## WHAT IS NEEDED
Determine the count of lines holding the string "редакции". Return only the number.

## PROVIDED RECORDS
--- start ---

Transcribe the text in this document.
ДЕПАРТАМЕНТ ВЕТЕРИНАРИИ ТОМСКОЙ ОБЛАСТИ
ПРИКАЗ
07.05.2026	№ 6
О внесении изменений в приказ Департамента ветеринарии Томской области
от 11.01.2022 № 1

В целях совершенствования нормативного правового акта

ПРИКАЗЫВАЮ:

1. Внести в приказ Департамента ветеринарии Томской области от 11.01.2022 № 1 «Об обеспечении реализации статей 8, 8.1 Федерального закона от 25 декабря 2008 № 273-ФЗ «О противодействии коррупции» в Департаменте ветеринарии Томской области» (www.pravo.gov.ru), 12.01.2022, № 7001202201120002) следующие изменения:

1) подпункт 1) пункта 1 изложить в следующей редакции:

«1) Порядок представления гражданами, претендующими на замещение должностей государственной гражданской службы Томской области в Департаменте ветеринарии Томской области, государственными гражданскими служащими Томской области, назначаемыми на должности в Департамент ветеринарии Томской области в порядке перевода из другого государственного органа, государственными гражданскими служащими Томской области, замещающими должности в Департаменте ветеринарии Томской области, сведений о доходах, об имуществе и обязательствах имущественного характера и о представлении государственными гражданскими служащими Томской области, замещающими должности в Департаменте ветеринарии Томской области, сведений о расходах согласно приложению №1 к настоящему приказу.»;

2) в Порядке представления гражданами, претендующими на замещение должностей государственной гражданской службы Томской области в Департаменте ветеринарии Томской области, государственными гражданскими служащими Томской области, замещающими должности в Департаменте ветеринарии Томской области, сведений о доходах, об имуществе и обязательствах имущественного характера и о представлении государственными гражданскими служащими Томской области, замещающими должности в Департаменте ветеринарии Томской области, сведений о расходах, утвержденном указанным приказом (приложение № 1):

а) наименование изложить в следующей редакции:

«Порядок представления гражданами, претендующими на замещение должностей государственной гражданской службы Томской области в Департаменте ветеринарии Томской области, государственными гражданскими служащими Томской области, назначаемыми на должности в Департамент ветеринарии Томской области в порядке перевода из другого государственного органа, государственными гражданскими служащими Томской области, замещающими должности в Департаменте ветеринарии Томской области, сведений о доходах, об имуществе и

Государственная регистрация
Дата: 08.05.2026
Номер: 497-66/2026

--- end ---

## EXPECTED ANSWER
2